SET EXERCISE - Look below. Copy each line that has "temperature" in it.

GIVEN RECORDS -
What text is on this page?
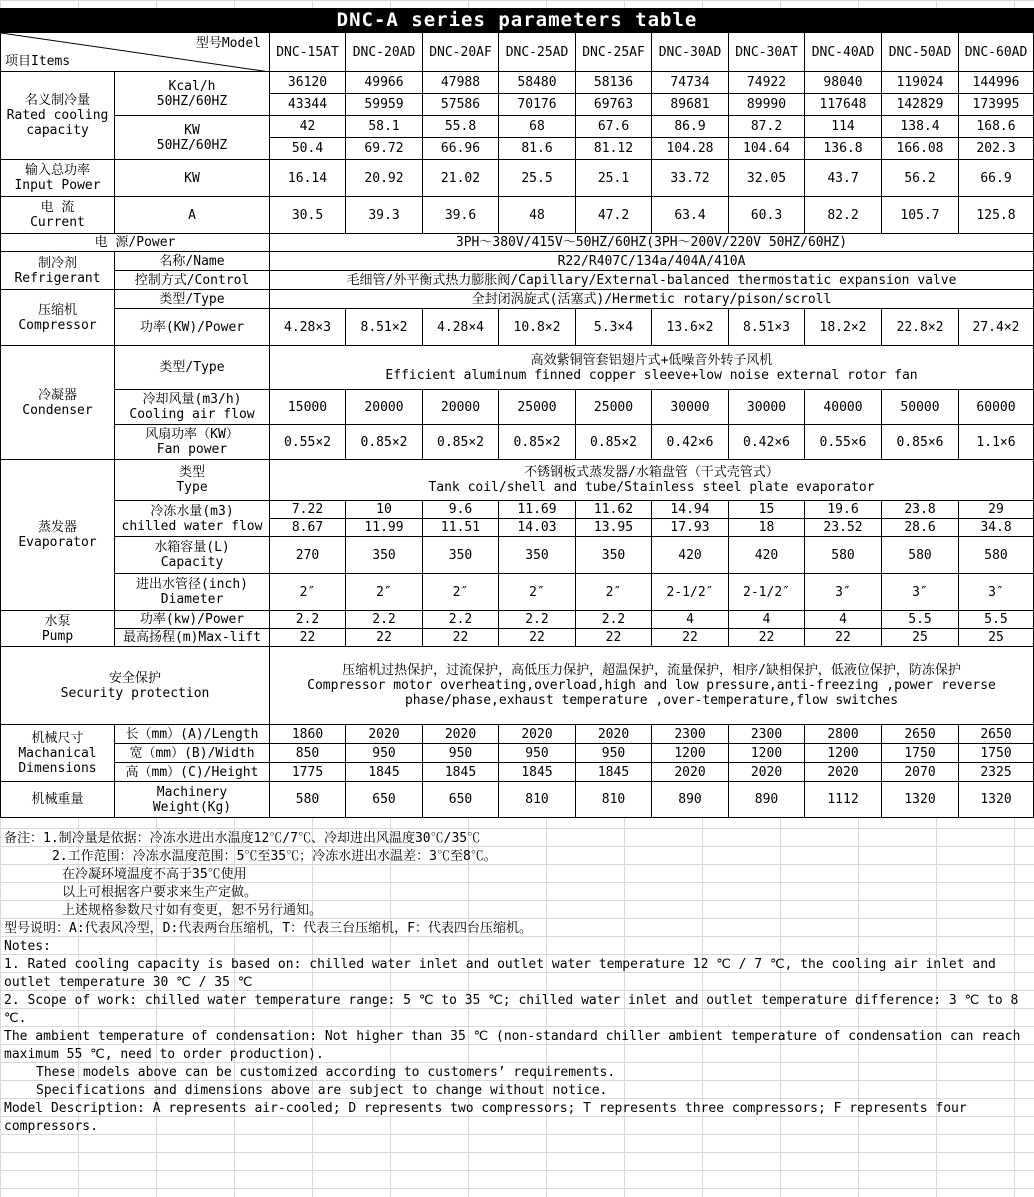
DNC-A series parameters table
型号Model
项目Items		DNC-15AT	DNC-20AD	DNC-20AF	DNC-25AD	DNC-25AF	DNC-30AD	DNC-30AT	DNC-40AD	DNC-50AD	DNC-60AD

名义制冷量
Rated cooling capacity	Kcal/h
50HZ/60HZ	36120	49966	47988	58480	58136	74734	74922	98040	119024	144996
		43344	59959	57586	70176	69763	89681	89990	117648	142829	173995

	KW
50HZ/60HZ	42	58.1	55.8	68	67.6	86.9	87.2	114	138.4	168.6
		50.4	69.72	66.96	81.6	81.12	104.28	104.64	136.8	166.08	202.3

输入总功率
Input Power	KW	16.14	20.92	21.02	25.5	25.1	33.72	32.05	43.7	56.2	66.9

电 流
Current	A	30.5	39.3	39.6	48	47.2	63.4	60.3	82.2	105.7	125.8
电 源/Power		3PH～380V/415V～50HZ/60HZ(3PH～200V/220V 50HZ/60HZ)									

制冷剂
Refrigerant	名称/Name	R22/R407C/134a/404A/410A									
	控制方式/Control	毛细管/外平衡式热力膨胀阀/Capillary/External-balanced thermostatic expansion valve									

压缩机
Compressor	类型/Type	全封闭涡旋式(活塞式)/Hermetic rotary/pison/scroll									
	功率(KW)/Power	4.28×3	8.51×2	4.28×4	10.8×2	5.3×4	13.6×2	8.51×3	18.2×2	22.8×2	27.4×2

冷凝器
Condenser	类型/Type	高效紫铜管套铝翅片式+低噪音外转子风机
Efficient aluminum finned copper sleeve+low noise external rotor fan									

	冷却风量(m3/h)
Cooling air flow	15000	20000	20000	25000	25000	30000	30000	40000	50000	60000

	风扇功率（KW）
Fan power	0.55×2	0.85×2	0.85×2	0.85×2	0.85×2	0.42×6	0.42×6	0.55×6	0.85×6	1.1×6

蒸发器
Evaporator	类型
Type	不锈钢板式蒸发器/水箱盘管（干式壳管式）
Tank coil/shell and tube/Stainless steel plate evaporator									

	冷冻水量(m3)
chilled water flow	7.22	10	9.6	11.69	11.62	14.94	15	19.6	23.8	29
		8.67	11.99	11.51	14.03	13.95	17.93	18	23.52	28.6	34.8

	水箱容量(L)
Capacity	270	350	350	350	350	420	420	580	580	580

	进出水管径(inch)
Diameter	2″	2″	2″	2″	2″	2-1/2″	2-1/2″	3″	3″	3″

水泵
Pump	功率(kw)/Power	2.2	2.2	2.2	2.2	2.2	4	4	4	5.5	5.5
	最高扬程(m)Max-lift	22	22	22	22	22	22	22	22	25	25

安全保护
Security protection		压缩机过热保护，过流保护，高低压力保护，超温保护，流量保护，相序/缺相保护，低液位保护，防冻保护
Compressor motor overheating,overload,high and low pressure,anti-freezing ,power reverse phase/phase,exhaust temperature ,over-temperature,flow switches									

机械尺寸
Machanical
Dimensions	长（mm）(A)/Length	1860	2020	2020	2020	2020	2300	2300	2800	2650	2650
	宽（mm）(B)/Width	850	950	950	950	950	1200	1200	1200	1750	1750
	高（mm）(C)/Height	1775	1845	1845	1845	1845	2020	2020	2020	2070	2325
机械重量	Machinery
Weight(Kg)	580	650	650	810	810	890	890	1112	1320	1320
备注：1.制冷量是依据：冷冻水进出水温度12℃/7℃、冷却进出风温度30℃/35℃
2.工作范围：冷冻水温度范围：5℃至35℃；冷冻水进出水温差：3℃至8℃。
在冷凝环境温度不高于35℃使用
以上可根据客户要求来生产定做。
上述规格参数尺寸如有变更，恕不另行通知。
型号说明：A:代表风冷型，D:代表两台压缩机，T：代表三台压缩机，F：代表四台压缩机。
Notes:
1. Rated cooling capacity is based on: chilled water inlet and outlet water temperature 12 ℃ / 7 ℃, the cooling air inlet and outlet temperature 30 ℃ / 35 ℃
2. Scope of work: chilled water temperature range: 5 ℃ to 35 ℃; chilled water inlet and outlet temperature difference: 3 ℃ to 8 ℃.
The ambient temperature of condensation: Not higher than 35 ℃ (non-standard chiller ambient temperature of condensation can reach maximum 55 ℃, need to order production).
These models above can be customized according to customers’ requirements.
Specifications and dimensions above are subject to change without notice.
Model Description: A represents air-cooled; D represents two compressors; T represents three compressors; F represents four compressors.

CORRECT ANSWER -
Compressor motor overheating,overload,high and low pressure,anti-freezing ,power reverse phase/phase,exhaust temperature ,over-temperature,flow switches									
1. Rated cooling capacity is based on: chilled water inlet and outlet water temperature 12 ℃ / 7 ℃, the cooling air inlet and outlet temperature 30 ℃ / 35 ℃
2. Scope of work: chilled water temperature range: 5 ℃ to 35 ℃; chilled water inlet and outlet temperature difference: 3 ℃ to 8 ℃.
The ambient temperature of condensation: Not higher than 35 ℃ (non-standard chiller ambient temperature of condensation can reach maximum 55 ℃, need to order production).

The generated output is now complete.